▸ TASK DETAILS
Format every line of the records below as a Markdown table with the columns "Row" and "Line", numbering the rows in order and leaving out blank lines.

▸ RECORDS FOR THIS EXERCISE
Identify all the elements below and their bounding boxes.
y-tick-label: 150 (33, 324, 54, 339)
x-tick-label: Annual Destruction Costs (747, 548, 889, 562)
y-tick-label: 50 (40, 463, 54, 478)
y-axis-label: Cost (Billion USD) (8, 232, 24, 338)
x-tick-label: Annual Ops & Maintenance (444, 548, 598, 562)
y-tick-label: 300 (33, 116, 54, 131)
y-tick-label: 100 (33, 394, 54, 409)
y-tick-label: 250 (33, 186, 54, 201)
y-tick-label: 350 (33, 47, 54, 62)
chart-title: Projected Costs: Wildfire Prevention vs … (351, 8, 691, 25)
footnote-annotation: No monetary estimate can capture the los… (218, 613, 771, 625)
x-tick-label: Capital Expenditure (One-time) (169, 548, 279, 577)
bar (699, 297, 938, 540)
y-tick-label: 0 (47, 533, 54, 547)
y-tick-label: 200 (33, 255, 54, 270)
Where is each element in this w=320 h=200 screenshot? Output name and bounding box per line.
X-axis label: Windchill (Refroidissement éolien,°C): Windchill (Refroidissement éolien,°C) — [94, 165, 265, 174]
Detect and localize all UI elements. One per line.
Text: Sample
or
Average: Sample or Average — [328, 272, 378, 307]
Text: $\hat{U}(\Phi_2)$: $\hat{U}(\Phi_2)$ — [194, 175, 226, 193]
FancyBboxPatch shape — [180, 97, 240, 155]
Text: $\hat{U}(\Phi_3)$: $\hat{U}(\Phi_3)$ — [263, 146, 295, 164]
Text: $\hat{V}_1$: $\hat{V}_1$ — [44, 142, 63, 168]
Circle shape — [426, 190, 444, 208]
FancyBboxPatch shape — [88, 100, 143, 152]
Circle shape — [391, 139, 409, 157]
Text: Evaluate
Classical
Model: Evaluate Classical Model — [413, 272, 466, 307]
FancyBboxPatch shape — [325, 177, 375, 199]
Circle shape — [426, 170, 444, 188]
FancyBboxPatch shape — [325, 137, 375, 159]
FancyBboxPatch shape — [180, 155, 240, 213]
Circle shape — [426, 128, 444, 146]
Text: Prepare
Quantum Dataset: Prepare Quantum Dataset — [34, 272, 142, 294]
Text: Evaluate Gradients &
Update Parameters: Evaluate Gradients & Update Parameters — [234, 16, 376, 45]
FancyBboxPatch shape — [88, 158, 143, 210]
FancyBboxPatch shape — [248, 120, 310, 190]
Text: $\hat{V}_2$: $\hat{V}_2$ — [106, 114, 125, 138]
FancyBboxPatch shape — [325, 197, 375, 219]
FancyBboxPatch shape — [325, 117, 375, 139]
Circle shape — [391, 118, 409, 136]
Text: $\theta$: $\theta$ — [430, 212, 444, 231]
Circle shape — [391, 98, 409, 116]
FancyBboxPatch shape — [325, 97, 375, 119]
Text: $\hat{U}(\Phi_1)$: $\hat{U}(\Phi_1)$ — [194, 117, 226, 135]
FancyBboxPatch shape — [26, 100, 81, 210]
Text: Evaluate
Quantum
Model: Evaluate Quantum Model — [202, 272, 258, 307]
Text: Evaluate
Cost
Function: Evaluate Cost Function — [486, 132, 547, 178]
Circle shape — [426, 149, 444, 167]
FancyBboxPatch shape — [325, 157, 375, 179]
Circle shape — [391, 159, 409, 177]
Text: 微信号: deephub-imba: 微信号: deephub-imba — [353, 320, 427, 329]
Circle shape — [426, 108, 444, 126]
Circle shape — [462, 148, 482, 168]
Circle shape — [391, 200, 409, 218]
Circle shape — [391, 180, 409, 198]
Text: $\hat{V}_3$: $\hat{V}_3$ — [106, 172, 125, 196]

▸ SOLUTION
| Row | Line |
|---|---|
| 1 | Identify all the elements below and their bounding boxes. |
| 2 | y-tick-label: 150 (33, 324, 54, 339) |
| 3 | x-tick-label: Annual Destruction Costs (747, 548, 889, 562) |
| 4 | y-tick-label: 50 (40, 463, 54, 478) |
| 5 | y-axis-label: Cost (Billion USD) (8, 232, 24, 338) |
| 6 | x-tick-label: Annual Ops & Maintenance (444, 548, 598, 562) |
| 7 | y-tick-label: 300 (33, 116, 54, 131) |
| 8 | y-tick-label: 100 (33, 394, 54, 409) |
| 9 | y-tick-label: 250 (33, 186, 54, 201) |
| 10 | y-tick-label: 350 (33, 47, 54, 62) |
| 11 | chart-title: Projected Costs: Wildfire Prevention vs … (351, 8, 691, 25) |
| 12 | footnote-annotation: No monetary estimate can capture the los… (218, 613, 771, 625) |
| 13 | x-tick-label: Capital Expenditure (One-time) (169, 548, 279, 577) |
| 14 | bar (699, 297, 938, 540) |
| 15 | y-tick-label: 0 (47, 533, 54, 547) |
| 16 | y-tick-label: 200 (33, 255, 54, 270) |
| 17 | Where is each element in this w=320 h=200 screenshot? Output name and bounding box per line. |
| 18 | X-axis label: Windchill (Refroidissement éolien,°C): Windchill (Refroidissement éolien,°C) — [94, 165, 265, 174] |
| 19 | Detect and localize all UI elements. One per line. |
| 20 | Text: Sample |
| 21 | or |
| 22 | Average: Sample or Average — [328, 272, 378, 307] |
| 23 | Text: $\hat{U}(\Phi_2)$: $\hat{U}(\Phi_2)$ — [194, 175, 226, 193] |
| 24 | FancyBboxPatch shape — [180, 97, 240, 155] |
| 25 | Text: $\hat{U}(\Phi_3)$: $\hat{U}(\Phi_3)$ — [263, 146, 295, 164] |
| 26 | Text: $\hat{V}_1$: $\hat{V}_1$ — [44, 142, 63, 168] |
| 27 | Circle shape — [426, 190, 444, 208] |
| 28 | FancyBboxPatch shape — [88, 100, 143, 152] |
| 29 | Circle shape — [391, 139, 409, 157] |
| 30 | Text: Evaluate |
| 31 | Classical |
| 32 | Model: Evaluate Classical Model — [413, 272, 466, 307] |
| 33 | FancyBboxPatch shape — [325, 177, 375, 199] |
| 34 | Circle shape — [426, 170, 444, 188] |
| 35 | FancyBboxPatch shape — [325, 137, 375, 159] |
| 36 | FancyBboxPatch shape — [180, 155, 240, 213] |
| 37 | Circle shape — [426, 128, 444, 146] |
| 38 | Text: Prepare |
| 39 | Quantum Dataset: Prepare Quantum Dataset — [34, 272, 142, 294] |
| 40 | Text: Evaluate Gradients & |
| 41 | Update Parameters: Evaluate Gradients & Update Parameters — [234, 16, 376, 45] |
| 42 | FancyBboxPatch shape — [88, 158, 143, 210] |
| 43 | FancyBboxPatch shape — [248, 120, 310, 190] |
| 44 | Text: $\hat{V}_2$: $\hat{V}_2$ — [106, 114, 125, 138] |
| 45 | FancyBboxPatch shape — [325, 197, 375, 219] |
| 46 | FancyBboxPatch shape — [325, 117, 375, 139] |
| 47 | Circle shape — [391, 118, 409, 136] |
| 48 | Text: $\theta$: $\theta$ — [430, 212, 444, 231] |
| 49 | Circle shape — [391, 98, 409, 116] |
| 50 | FancyBboxPatch shape — [325, 97, 375, 119] |
| 51 | Text: $\hat{U}(\Phi_1)$: $\hat{U}(\Phi_1)$ — [194, 117, 226, 135] |
| 52 | FancyBboxPatch shape — [26, 100, 81, 210] |
| 53 | Text: Evaluate |
| 54 | Quantum |
| 55 | Model: Evaluate Quantum Model — [202, 272, 258, 307] |
| 56 | Text: Evaluate |
| 57 | Cost |
| 58 | Function: Evaluate Cost Function — [486, 132, 547, 178] |
| 59 | Circle shape — [426, 149, 444, 167] |
| 60 | FancyBboxPatch shape — [325, 157, 375, 179] |
| 61 | Circle shape — [391, 159, 409, 177] |
| 62 | Text: 微信号: deephub-imba: 微信号: deephub-imba — [353, 320, 427, 329] |
| 63 | Circle shape — [426, 108, 444, 126] |
| 64 | Circle shape — [462, 148, 482, 168] |
| 65 | Circle shape — [391, 200, 409, 218] |
| 66 | Circle shape — [391, 180, 409, 198] |
| 67 | Text: $\hat{V}_3$: $\hat{V}_3$ — [106, 172, 125, 196] |